■ **Goal**
Can you pull out each line of the data below that includes the word "screenshot"?

■ **Task inputs**
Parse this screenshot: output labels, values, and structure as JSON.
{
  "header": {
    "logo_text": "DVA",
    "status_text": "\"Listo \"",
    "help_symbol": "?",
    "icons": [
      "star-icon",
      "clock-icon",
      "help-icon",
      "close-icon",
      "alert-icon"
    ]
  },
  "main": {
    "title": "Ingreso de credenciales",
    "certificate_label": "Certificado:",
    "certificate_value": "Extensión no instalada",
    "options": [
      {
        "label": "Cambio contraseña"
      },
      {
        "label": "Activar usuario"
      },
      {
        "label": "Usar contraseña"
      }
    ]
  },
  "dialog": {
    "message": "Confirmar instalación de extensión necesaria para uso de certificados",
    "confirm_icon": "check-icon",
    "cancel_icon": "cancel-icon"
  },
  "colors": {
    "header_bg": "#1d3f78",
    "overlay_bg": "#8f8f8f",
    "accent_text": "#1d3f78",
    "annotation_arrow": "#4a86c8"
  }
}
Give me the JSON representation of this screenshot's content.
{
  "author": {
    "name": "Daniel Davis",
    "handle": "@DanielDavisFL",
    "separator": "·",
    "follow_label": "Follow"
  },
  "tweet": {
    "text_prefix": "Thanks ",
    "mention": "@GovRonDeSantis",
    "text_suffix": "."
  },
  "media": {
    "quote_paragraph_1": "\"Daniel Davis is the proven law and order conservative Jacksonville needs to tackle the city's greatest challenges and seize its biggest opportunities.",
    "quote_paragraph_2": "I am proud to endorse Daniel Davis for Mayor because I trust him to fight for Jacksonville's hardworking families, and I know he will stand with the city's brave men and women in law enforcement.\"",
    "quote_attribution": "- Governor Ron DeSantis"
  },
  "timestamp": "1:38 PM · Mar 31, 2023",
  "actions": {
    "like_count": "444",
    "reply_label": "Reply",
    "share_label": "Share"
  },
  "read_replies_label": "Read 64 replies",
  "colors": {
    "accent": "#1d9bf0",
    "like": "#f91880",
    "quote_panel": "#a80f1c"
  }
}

■ **Output below**
Parse this screenshot: output labels, values, and structure as JSON.
Give me the JSON representation of this screenshot's content.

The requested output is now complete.